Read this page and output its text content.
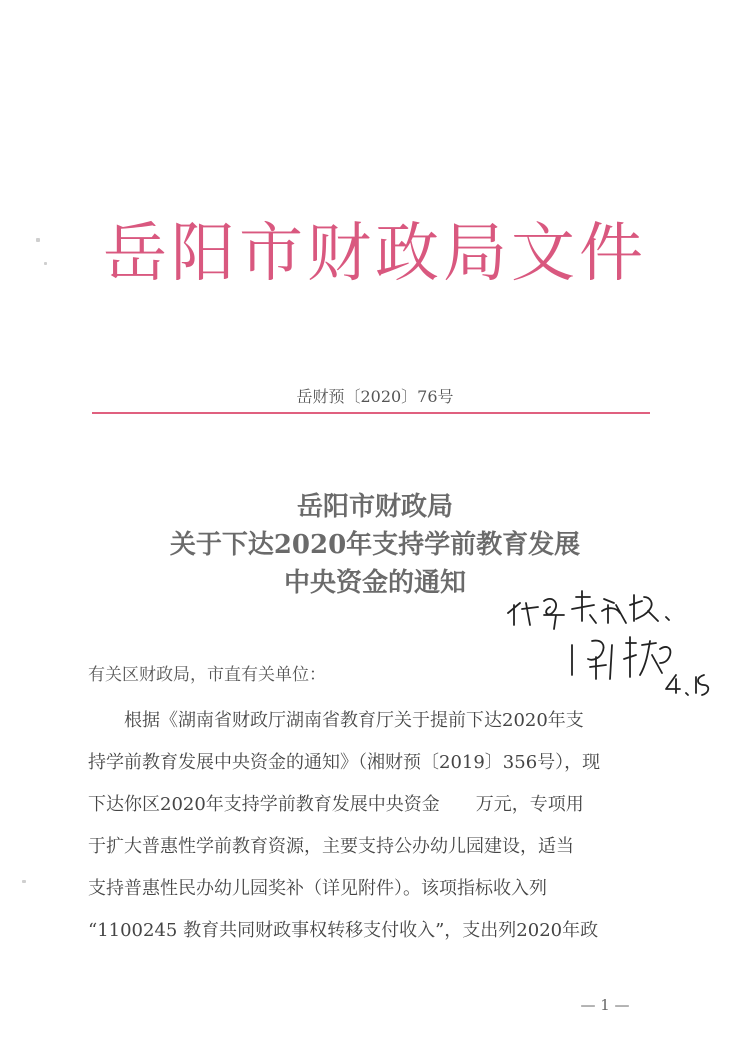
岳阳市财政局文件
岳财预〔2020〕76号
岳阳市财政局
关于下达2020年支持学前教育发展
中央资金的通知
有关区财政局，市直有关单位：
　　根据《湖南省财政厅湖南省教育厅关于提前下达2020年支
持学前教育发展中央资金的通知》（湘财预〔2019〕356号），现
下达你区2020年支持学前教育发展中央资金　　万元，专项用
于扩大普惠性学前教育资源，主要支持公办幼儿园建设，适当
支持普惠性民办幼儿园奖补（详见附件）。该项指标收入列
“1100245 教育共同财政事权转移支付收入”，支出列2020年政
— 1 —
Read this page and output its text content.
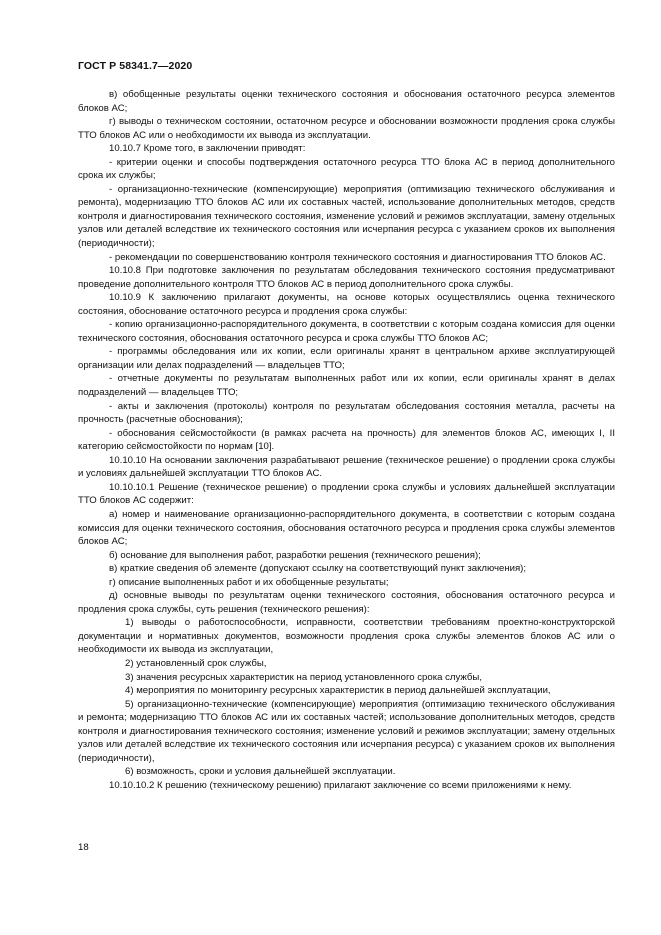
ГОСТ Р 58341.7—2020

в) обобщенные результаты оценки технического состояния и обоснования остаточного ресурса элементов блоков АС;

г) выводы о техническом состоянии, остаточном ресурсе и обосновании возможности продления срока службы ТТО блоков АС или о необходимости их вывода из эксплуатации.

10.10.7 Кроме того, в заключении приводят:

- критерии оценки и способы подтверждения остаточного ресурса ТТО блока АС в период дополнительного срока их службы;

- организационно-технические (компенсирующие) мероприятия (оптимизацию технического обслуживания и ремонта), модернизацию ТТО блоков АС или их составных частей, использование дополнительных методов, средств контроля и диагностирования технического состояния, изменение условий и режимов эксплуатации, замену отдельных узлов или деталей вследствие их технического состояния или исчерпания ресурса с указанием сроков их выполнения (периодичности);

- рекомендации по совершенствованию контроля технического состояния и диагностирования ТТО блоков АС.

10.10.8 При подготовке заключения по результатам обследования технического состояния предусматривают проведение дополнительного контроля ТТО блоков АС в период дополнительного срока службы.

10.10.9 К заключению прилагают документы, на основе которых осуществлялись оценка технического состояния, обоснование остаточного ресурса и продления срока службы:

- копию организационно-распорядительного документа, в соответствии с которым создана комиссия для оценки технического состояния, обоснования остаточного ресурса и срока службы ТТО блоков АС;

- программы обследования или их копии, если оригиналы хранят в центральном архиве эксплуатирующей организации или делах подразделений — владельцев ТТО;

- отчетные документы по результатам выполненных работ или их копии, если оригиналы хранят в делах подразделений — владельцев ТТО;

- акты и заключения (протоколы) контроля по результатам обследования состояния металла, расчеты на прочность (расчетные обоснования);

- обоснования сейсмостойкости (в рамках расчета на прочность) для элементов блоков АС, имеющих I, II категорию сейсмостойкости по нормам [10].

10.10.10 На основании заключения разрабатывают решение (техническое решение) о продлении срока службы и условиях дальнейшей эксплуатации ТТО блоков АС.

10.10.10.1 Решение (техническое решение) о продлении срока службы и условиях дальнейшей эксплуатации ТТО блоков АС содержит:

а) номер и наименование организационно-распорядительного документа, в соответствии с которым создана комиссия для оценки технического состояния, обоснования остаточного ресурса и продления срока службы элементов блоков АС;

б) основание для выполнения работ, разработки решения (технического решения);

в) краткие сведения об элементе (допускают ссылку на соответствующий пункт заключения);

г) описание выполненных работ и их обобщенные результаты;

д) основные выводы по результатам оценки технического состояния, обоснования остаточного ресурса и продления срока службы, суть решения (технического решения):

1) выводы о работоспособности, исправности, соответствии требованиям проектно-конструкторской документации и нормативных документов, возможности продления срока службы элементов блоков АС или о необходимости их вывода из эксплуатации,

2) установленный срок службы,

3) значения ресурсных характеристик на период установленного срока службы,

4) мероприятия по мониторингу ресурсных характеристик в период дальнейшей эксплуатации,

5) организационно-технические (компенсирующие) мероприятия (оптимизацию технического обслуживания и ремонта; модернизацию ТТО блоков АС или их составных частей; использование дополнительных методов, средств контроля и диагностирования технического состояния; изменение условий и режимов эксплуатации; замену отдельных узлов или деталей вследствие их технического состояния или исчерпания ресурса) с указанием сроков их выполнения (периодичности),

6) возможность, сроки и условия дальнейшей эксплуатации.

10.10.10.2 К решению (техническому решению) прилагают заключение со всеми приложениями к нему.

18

_Task directions_:
Quote the full listing above word for word; exclude every picture from the copy.

_Correct response_:
Read this page and output its text content.
岳阳市财政局文件
岳财预〔2020〕76号
岳阳市财政局
关于下达2020年支持学前教育发展
中央资金的通知
有关区财政局，市直有关单位：
　　根据《湖南省财政厅湖南省教育厅关于提前下达2020年支
持学前教育发展中央资金的通知》（湘财预〔2019〕356号），现
下达你区2020年支持学前教育发展中央资金　　万元，专项用
于扩大普惠性学前教育资源，主要支持公办幼儿园建设，适当
支持普惠性民办幼儿园奖补（详见附件）。该项指标收入列
“1100245 教育共同财政事权转移支付收入”，支出列2020年政
— 1 —
Read this page and output its text content.
ГОСТ Р 58341.7—2020

в) обобщенные результаты оценки технического состояния и обоснования остаточного ресурса элементов блоков АС;

г) выводы о техническом состоянии, остаточном ресурсе и обосновании возможности продления срока службы ТТО блоков АС или о необходимости их вывода из эксплуатации.

10.10.7 Кроме того, в заключении приводят:

- критерии оценки и способы подтверждения остаточного ресурса ТТО блока АС в период дополнительного срока их службы;

- организационно-технические (компенсирующие) мероприятия (оптимизацию технического обслуживания и ремонта), модернизацию ТТО блоков АС или их составных частей, использование дополнительных методов, средств контроля и диагностирования технического состояния, изменение условий и режимов эксплуатации, замену отдельных узлов или деталей вследствие их технического состояния или исчерпания ресурса с указанием сроков их выполнения (периодичности);

- рекомендации по совершенствованию контроля технического состояния и диагностирования ТТО блоков АС.

10.10.8 При подготовке заключения по результатам обследования технического состояния предусматривают проведение дополнительного контроля ТТО блоков АС в период дополнительного срока службы.

10.10.9 К заключению прилагают документы, на основе которых осуществлялись оценка технического состояния, обоснование остаточного ресурса и продления срока службы:

- копию организационно-распорядительного документа, в соответствии с которым создана комиссия для оценки технического состояния, обоснования остаточного ресурса и срока службы ТТО блоков АС;

- программы обследования или их копии, если оригиналы хранят в центральном архиве эксплуатирующей организации или делах подразделений — владельцев ТТО;

- отчетные документы по результатам выполненных работ или их копии, если оригиналы хранят в делах подразделений — владельцев ТТО;

- акты и заключения (протоколы) контроля по результатам обследования состояния металла, расчеты на прочность (расчетные обоснования);

- обоснования сейсмостойкости (в рамках расчета на прочность) для элементов блоков АС, имеющих I, II категорию сейсмостойкости по нормам [10].

10.10.10 На основании заключения разрабатывают решение (техническое решение) о продлении срока службы и условиях дальнейшей эксплуатации ТТО блоков АС.

10.10.10.1 Решение (техническое решение) о продлении срока службы и условиях дальнейшей эксплуатации ТТО блоков АС содержит:

а) номер и наименование организационно-распорядительного документа, в соответствии с которым создана комиссия для оценки технического состояния, обоснования остаточного ресурса и продления срока службы элементов блоков АС;

б) основание для выполнения работ, разработки решения (технического решения);

в) краткие сведения об элементе (допускают ссылку на соответствующий пункт заключения);

г) описание выполненных работ и их обобщенные результаты;

д) основные выводы по результатам оценки технического состояния, обоснования остаточного ресурса и продления срока службы, суть решения (технического решения):

1) выводы о работоспособности, исправности, соответствии требованиям проектно-конструкторской документации и нормативных документов, возможности продления срока службы элементов блоков АС или о необходимости их вывода из эксплуатации,

2) установленный срок службы,

3) значения ресурсных характеристик на период установленного срока службы,

4) мероприятия по мониторингу ресурсных характеристик в период дальнейшей эксплуатации,

5) организационно-технические (компенсирующие) мероприятия (оптимизацию технического обслуживания и ремонта; модернизацию ТТО блоков АС или их составных частей; использование дополнительных методов, средств контроля и диагностирования технического состояния; изменение условий и режимов эксплуатации; замену отдельных узлов или деталей вследствие их технического состояния или исчерпания ресурса) с указанием сроков их выполнения (периодичности),

6) возможность, сроки и условия дальнейшей эксплуатации.

10.10.10.2 К решению (техническому решению) прилагают заключение со всеми приложениями к нему.

18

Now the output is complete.